Reproduce the listing below in full and without alteration, apart from its pictures.

# EXERCISE INPUT start

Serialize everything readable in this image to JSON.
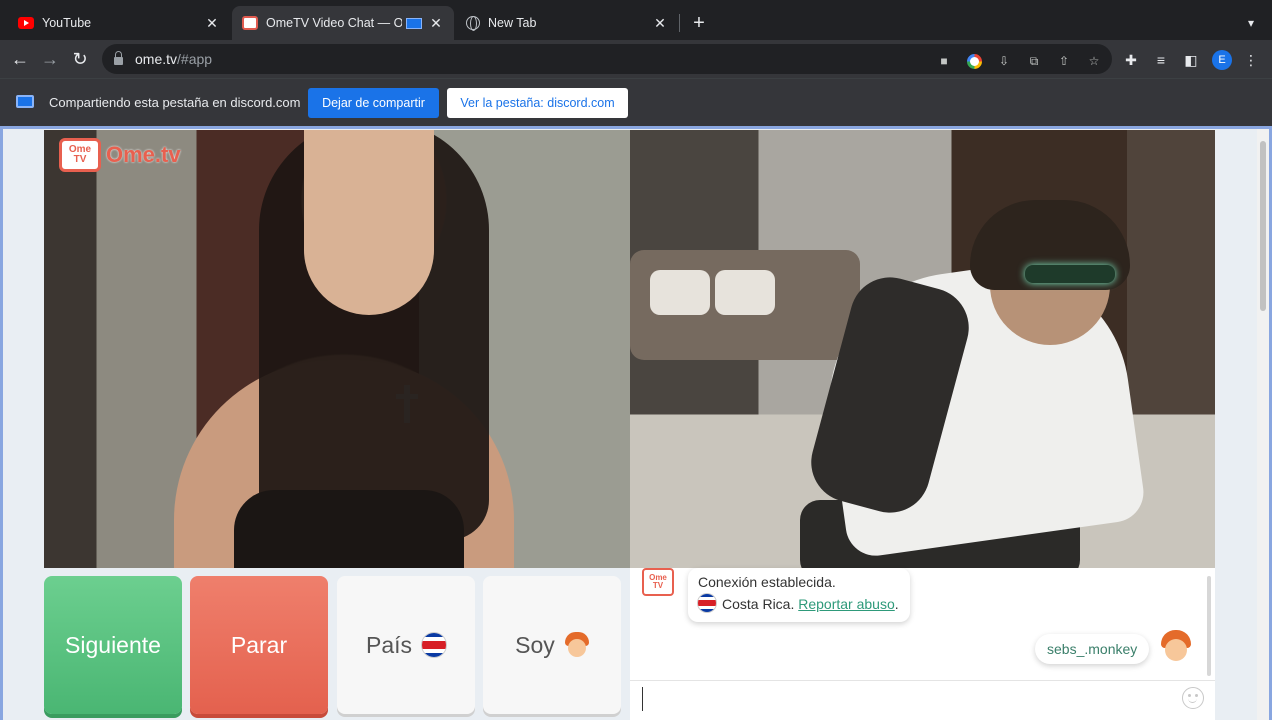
{
  "tabs": [
    {
      "label": "YouTube",
      "icon": "youtube-icon"
    },
    {
      "label": "OmeTV Video Chat — Ome",
      "icon": "ometv-icon",
      "active": true
    },
    {
      "label": "New Tab",
      "icon": "globe-icon"
    }
  ],
  "toolbar": {
    "url_host": "ome.tv",
    "url_path": "/#app",
    "profile_initial": "E"
  },
  "infobar": {
    "message": "Compartiendo esta pestaña en discord.com",
    "stop_label": "Dejar de compartir",
    "view_label": "Ver la pestaña: discord.com"
  },
  "app": {
    "logo_box": "Ome TV",
    "logo_word": "Ome.tv",
    "controls": {
      "next": "Siguiente",
      "stop": "Parar",
      "country": "País",
      "gender": "Soy"
    },
    "chat": {
      "sys_logo": "Ome TV",
      "status": "Conexión establecida.",
      "country": "Costa Rica.",
      "report": "Reportar abuso",
      "report_suffix": ".",
      "username": "sebs_.monkey",
      "input_value": ""
    }
  },
  "colors": {
    "brand": "#e8604f",
    "next": "#4ab673",
    "stop": "#e4614e",
    "link": "#2e9a7a",
    "share_accent": "#1a73e8"
  }
}
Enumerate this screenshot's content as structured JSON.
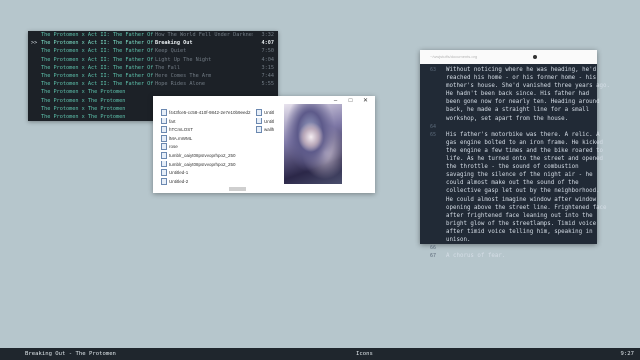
{
  "player": {
    "rows": [
      {
        "marker": "",
        "track": "The Protomen x Act II: The Father Of",
        "title": "How The World Fell Under Darkness",
        "duration": "3:32",
        "current": false
      },
      {
        "marker": ">>",
        "track": "The Protomen x Act II: The Father Of",
        "title": "Breaking Out",
        "duration": "4:07",
        "current": true
      },
      {
        "marker": "",
        "track": "The Protomen x Act II: The Father Of",
        "title": "Keep Quiet",
        "duration": "7:50",
        "current": false
      },
      {
        "marker": "",
        "track": "The Protomen x Act II: The Father Of",
        "title": "Light Up The Night",
        "duration": "4:04",
        "current": false
      },
      {
        "marker": "",
        "track": "The Protomen x Act II: The Father Of",
        "title": "The Fall",
        "duration": "3:15",
        "current": false
      },
      {
        "marker": "",
        "track": "The Protomen x Act II: The Father Of",
        "title": "Here Comes The Arm",
        "duration": "7:44",
        "current": false
      },
      {
        "marker": "",
        "track": "The Protomen x Act II: The Father Of",
        "title": "Hope Rides Alone",
        "duration": "5:55",
        "current": false
      },
      {
        "marker": "",
        "track": "The Protomen x The Protomen",
        "title": "",
        "duration": "",
        "current": false
      },
      {
        "marker": "",
        "track": "The Protomen x The Protomen",
        "title": "",
        "duration": "",
        "current": false
      },
      {
        "marker": "",
        "track": "The Protomen x The Protomen",
        "title": "",
        "duration": "",
        "current": false
      },
      {
        "marker": "",
        "track": "The Protomen x The Protomen",
        "title": "",
        "duration": "",
        "current": false
      }
    ]
  },
  "explorer": {
    "controls": {
      "minimize": "–",
      "maximize": "□",
      "close": "✕"
    },
    "files": [
      "f443fce5-cc58-410f-9842-2e7e10b9eed2",
      "fart",
      "hTCmLOST",
      "lMA.mWML",
      "rose",
      "tumblr_oaiyt08psIvvoprhpo2_250",
      "tumblr_oaiyt08psIvvoprhpo2_250",
      "Untitled-1",
      "Untitled-2"
    ],
    "files2": [
      "Untitl",
      "Untitl",
      "wallh"
    ]
  },
  "editor": {
    "path": "~/wwjstuffs/documents.org",
    "lines": [
      {
        "n": "63",
        "t": "Without noticing where he was heading, he'd"
      },
      {
        "n": "",
        "t": "reached his home - or his former home - his"
      },
      {
        "n": "",
        "t": "mother's house. She'd vanished three years ago."
      },
      {
        "n": "",
        "t": " He hadn't been back since. His father had"
      },
      {
        "n": "",
        "t": "been gone now for nearly ten. Heading around"
      },
      {
        "n": "",
        "t": "back, he made a straight line for a small"
      },
      {
        "n": "",
        "t": "workshop, set apart from the house."
      },
      {
        "n": "64",
        "t": ""
      },
      {
        "n": "65",
        "t": "His father's motorbike was there. A relic. A"
      },
      {
        "n": "",
        "t": "gas engine bolted to an iron frame. He kicked"
      },
      {
        "n": "",
        "t": "the engine a few times and the bike roared to"
      },
      {
        "n": "",
        "t": "life. As he turned onto the street and opened"
      },
      {
        "n": "",
        "t": "the throttle - the sound of combustion"
      },
      {
        "n": "",
        "t": "savaging the silence of the night air - he"
      },
      {
        "n": "",
        "t": "could almost make out the sound of the"
      },
      {
        "n": "",
        "t": "collective gasp let out by the neighborhood."
      },
      {
        "n": "",
        "t": "He could almost imagine window after window"
      },
      {
        "n": "",
        "t": "opening above the street line. Frightened face"
      },
      {
        "n": "",
        "t": "after frightened face leaning out into the"
      },
      {
        "n": "",
        "t": "bright glow of the streetlamps. Timid voice"
      },
      {
        "n": "",
        "t": "after timid voice telling him, speaking in"
      },
      {
        "n": "",
        "t": "unison."
      },
      {
        "n": "66",
        "t": ""
      },
      {
        "n": "67",
        "t": "A chorus of fear."
      }
    ]
  },
  "statusbar": {
    "now_playing": "Breaking Out - The Protomen",
    "workspace": "Icons",
    "clock": "9:27"
  }
}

# EXERCISE INPUT end

# [WRITTEN SOLUTION]
Serialize everything readable in this image to JSON.
{
  "tabs": [
    {
      "label": "YouTube",
      "icon": "youtube-icon"
    },
    {
      "label": "OmeTV Video Chat — Ome",
      "icon": "ometv-icon",
      "active": true
    },
    {
      "label": "New Tab",
      "icon": "globe-icon"
    }
  ],
  "toolbar": {
    "url_host": "ome.tv",
    "url_path": "/#app",
    "profile_initial": "E"
  },
  "infobar": {
    "message": "Compartiendo esta pestaña en discord.com",
    "stop_label": "Dejar de compartir",
    "view_label": "Ver la pestaña: discord.com"
  },
  "app": {
    "logo_box": "Ome TV",
    "logo_word": "Ome.tv",
    "controls": {
      "next": "Siguiente",
      "stop": "Parar",
      "country": "País",
      "gender": "Soy"
    },
    "chat": {
      "sys_logo": "Ome TV",
      "status": "Conexión establecida.",
      "country": "Costa Rica.",
      "report": "Reportar abuso",
      "report_suffix": ".",
      "username": "sebs_.monkey",
      "input_value": ""
    }
  },
  "colors": {
    "brand": "#e8604f",
    "next": "#4ab673",
    "stop": "#e4614e",
    "link": "#2e9a7a",
    "share_accent": "#1a73e8"
  }
}
Enumerate this screenshot's content as structured JSON.
{
  "player": {
    "rows": [
      {
        "marker": "",
        "track": "The Protomen x Act II: The Father Of",
        "title": "How The World Fell Under Darkness",
        "duration": "3:32",
        "current": false
      },
      {
        "marker": ">>",
        "track": "The Protomen x Act II: The Father Of",
        "title": "Breaking Out",
        "duration": "4:07",
        "current": true
      },
      {
        "marker": "",
        "track": "The Protomen x Act II: The Father Of",
        "title": "Keep Quiet",
        "duration": "7:50",
        "current": false
      },
      {
        "marker": "",
        "track": "The Protomen x Act II: The Father Of",
        "title": "Light Up The Night",
        "duration": "4:04",
        "current": false
      },
      {
        "marker": "",
        "track": "The Protomen x Act II: The Father Of",
        "title": "The Fall",
        "duration": "3:15",
        "current": false
      },
      {
        "marker": "",
        "track": "The Protomen x Act II: The Father Of",
        "title": "Here Comes The Arm",
        "duration": "7:44",
        "current": false
      },
      {
        "marker": "",
        "track": "The Protomen x Act II: The Father Of",
        "title": "Hope Rides Alone",
        "duration": "5:55",
        "current": false
      },
      {
        "marker": "",
        "track": "The Protomen x The Protomen",
        "title": "",
        "duration": "",
        "current": false
      },
      {
        "marker": "",
        "track": "The Protomen x The Protomen",
        "title": "",
        "duration": "",
        "current": false
      },
      {
        "marker": "",
        "track": "The Protomen x The Protomen",
        "title": "",
        "duration": "",
        "current": false
      },
      {
        "marker": "",
        "track": "The Protomen x The Protomen",
        "title": "",
        "duration": "",
        "current": false
      }
    ]
  },
  "explorer": {
    "controls": {
      "minimize": "–",
      "maximize": "□",
      "close": "✕"
    },
    "files": [
      "f443fce5-cc58-410f-9842-2e7e10b9eed2",
      "fart",
      "hTCmLOST",
      "lMA.mWML",
      "rose",
      "tumblr_oaiyt08psIvvoprhpo2_250",
      "tumblr_oaiyt08psIvvoprhpo2_250",
      "Untitled-1",
      "Untitled-2"
    ],
    "files2": [
      "Untitl",
      "Untitl",
      "wallh"
    ]
  },
  "editor": {
    "path": "~/wwjstuffs/documents.org",
    "lines": [
      {
        "n": "63",
        "t": "Without noticing where he was heading, he'd"
      },
      {
        "n": "",
        "t": "reached his home - or his former home - his"
      },
      {
        "n": "",
        "t": "mother's house. She'd vanished three years ago."
      },
      {
        "n": "",
        "t": " He hadn't been back since. His father had"
      },
      {
        "n": "",
        "t": "been gone now for nearly ten. Heading around"
      },
      {
        "n": "",
        "t": "back, he made a straight line for a small"
      },
      {
        "n": "",
        "t": "workshop, set apart from the house."
      },
      {
        "n": "64",
        "t": ""
      },
      {
        "n": "65",
        "t": "His father's motorbike was there. A relic. A"
      },
      {
        "n": "",
        "t": "gas engine bolted to an iron frame. He kicked"
      },
      {
        "n": "",
        "t": "the engine a few times and the bike roared to"
      },
      {
        "n": "",
        "t": "life. As he turned onto the street and opened"
      },
      {
        "n": "",
        "t": "the throttle - the sound of combustion"
      },
      {
        "n": "",
        "t": "savaging the silence of the night air - he"
      },
      {
        "n": "",
        "t": "could almost make out the sound of the"
      },
      {
        "n": "",
        "t": "collective gasp let out by the neighborhood."
      },
      {
        "n": "",
        "t": "He could almost imagine window after window"
      },
      {
        "n": "",
        "t": "opening above the street line. Frightened face"
      },
      {
        "n": "",
        "t": "after frightened face leaning out into the"
      },
      {
        "n": "",
        "t": "bright glow of the streetlamps. Timid voice"
      },
      {
        "n": "",
        "t": "after timid voice telling him, speaking in"
      },
      {
        "n": "",
        "t": "unison."
      },
      {
        "n": "66",
        "t": ""
      },
      {
        "n": "67",
        "t": "A chorus of fear."
      }
    ]
  },
  "statusbar": {
    "now_playing": "Breaking Out - The Protomen",
    "workspace": "Icons",
    "clock": "9:27"
  }
}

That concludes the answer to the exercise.